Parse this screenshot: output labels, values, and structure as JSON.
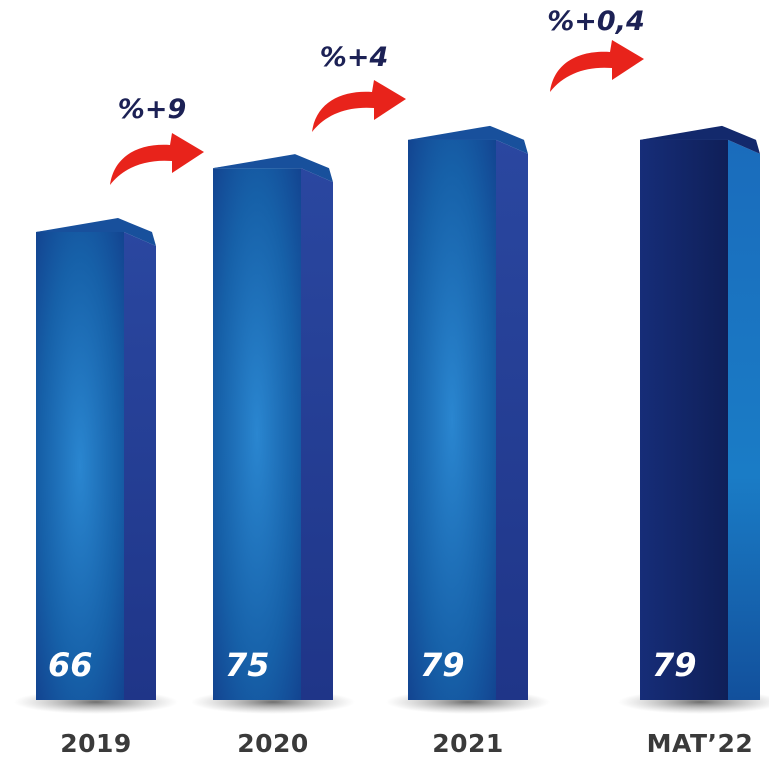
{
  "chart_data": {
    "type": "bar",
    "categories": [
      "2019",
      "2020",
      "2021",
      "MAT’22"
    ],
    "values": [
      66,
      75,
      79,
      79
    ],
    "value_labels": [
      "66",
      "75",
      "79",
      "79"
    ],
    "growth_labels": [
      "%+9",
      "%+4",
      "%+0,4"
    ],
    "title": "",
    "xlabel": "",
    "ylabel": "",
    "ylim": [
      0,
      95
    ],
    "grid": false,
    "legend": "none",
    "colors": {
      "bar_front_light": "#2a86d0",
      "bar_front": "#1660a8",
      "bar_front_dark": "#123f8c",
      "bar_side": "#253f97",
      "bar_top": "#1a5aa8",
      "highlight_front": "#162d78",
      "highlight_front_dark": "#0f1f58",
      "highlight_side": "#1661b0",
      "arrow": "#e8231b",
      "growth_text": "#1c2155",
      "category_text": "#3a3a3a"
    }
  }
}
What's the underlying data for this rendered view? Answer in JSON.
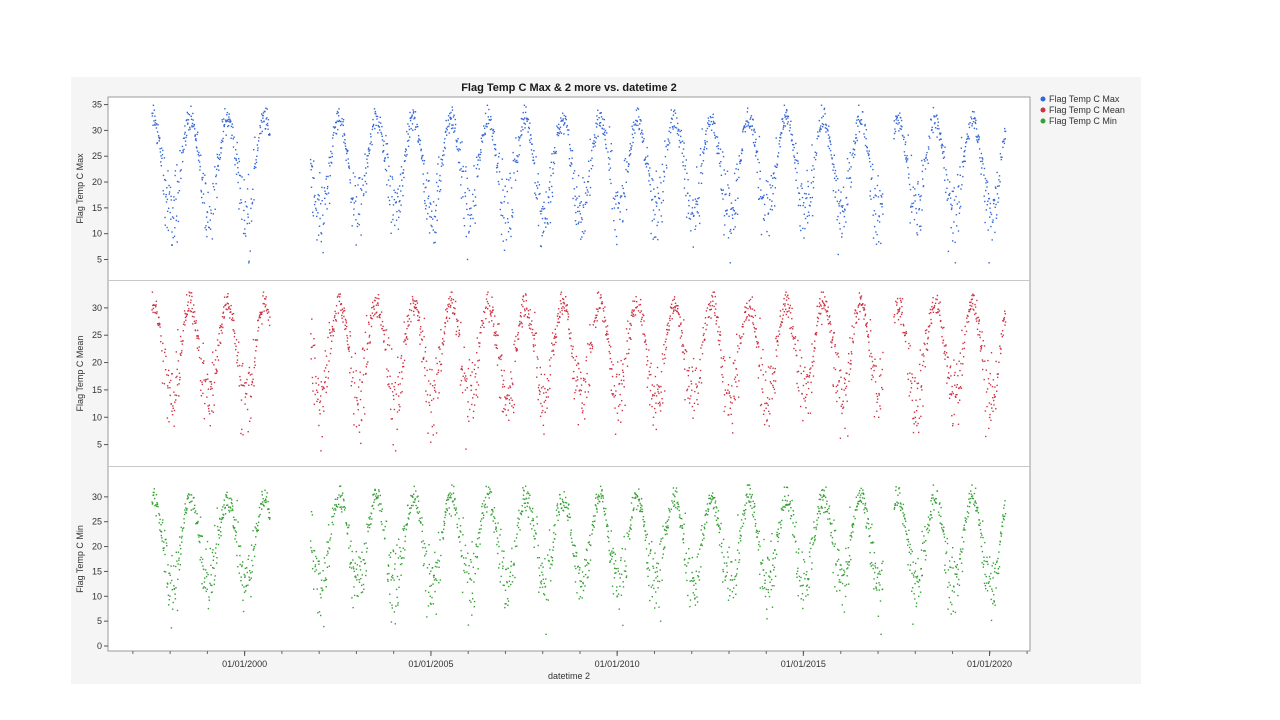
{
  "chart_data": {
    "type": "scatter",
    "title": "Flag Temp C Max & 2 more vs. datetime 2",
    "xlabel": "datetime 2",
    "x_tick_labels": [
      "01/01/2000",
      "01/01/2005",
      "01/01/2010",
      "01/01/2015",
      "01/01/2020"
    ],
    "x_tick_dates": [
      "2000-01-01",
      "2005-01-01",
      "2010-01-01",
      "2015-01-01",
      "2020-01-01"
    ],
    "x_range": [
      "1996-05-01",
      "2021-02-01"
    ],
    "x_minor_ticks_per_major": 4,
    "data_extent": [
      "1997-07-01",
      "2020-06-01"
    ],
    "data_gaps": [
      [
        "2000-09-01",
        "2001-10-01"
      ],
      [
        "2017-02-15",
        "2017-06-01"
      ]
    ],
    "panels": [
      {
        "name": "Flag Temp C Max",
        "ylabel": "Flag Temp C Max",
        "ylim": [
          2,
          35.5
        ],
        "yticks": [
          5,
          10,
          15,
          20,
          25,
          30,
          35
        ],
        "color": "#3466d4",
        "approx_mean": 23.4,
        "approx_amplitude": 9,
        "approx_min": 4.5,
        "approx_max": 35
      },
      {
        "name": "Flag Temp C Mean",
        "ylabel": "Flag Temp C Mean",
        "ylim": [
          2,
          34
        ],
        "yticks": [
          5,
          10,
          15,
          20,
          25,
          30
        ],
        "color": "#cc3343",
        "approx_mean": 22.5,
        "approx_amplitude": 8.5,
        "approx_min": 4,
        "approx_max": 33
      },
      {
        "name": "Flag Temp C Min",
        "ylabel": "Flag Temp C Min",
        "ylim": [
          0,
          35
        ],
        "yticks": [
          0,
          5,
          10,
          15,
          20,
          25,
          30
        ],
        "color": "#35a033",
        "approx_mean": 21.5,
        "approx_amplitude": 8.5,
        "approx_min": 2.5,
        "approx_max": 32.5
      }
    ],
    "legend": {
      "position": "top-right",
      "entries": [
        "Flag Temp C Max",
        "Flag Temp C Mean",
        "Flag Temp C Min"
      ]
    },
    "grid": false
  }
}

• **Exercise instructions**:
Transcribe the whole listing exactly. Pictures are excluded.

• **Solution**:
Parse this screenshot: output labels, values, and structure as JSON.
{
  "chart_data": {
    "type": "bar",
    "categories": [
      "2019",
      "2020",
      "2021",
      "MAT’22"
    ],
    "values": [
      66,
      75,
      79,
      79
    ],
    "value_labels": [
      "66",
      "75",
      "79",
      "79"
    ],
    "growth_labels": [
      "%+9",
      "%+4",
      "%+0,4"
    ],
    "title": "",
    "xlabel": "",
    "ylabel": "",
    "ylim": [
      0,
      95
    ],
    "grid": false,
    "legend": "none",
    "colors": {
      "bar_front_light": "#2a86d0",
      "bar_front": "#1660a8",
      "bar_front_dark": "#123f8c",
      "bar_side": "#253f97",
      "bar_top": "#1a5aa8",
      "highlight_front": "#162d78",
      "highlight_front_dark": "#0f1f58",
      "highlight_side": "#1661b0",
      "arrow": "#e8231b",
      "growth_text": "#1c2155",
      "category_text": "#3a3a3a"
    }
  }
}
What's the underlying data for this rendered view? Answer in JSON.
{
  "chart_data": {
    "type": "scatter",
    "title": "Flag Temp C Max & 2 more vs. datetime 2",
    "xlabel": "datetime 2",
    "x_tick_labels": [
      "01/01/2000",
      "01/01/2005",
      "01/01/2010",
      "01/01/2015",
      "01/01/2020"
    ],
    "x_tick_dates": [
      "2000-01-01",
      "2005-01-01",
      "2010-01-01",
      "2015-01-01",
      "2020-01-01"
    ],
    "x_range": [
      "1996-05-01",
      "2021-02-01"
    ],
    "x_minor_ticks_per_major": 4,
    "data_extent": [
      "1997-07-01",
      "2020-06-01"
    ],
    "data_gaps": [
      [
        "2000-09-01",
        "2001-10-01"
      ],
      [
        "2017-02-15",
        "2017-06-01"
      ]
    ],
    "panels": [
      {
        "name": "Flag Temp C Max",
        "ylabel": "Flag Temp C Max",
        "ylim": [
          2,
          35.5
        ],
        "yticks": [
          5,
          10,
          15,
          20,
          25,
          30,
          35
        ],
        "color": "#3466d4",
        "approx_mean": 23.4,
        "approx_amplitude": 9,
        "approx_min": 4.5,
        "approx_max": 35
      },
      {
        "name": "Flag Temp C Mean",
        "ylabel": "Flag Temp C Mean",
        "ylim": [
          2,
          34
        ],
        "yticks": [
          5,
          10,
          15,
          20,
          25,
          30
        ],
        "color": "#cc3343",
        "approx_mean": 22.5,
        "approx_amplitude": 8.5,
        "approx_min": 4,
        "approx_max": 33
      },
      {
        "name": "Flag Temp C Min",
        "ylabel": "Flag Temp C Min",
        "ylim": [
          0,
          35
        ],
        "yticks": [
          0,
          5,
          10,
          15,
          20,
          25,
          30
        ],
        "color": "#35a033",
        "approx_mean": 21.5,
        "approx_amplitude": 8.5,
        "approx_min": 2.5,
        "approx_max": 32.5
      }
    ],
    "legend": {
      "position": "top-right",
      "entries": [
        "Flag Temp C Max",
        "Flag Temp C Mean",
        "Flag Temp C Min"
      ]
    },
    "grid": false
  }
}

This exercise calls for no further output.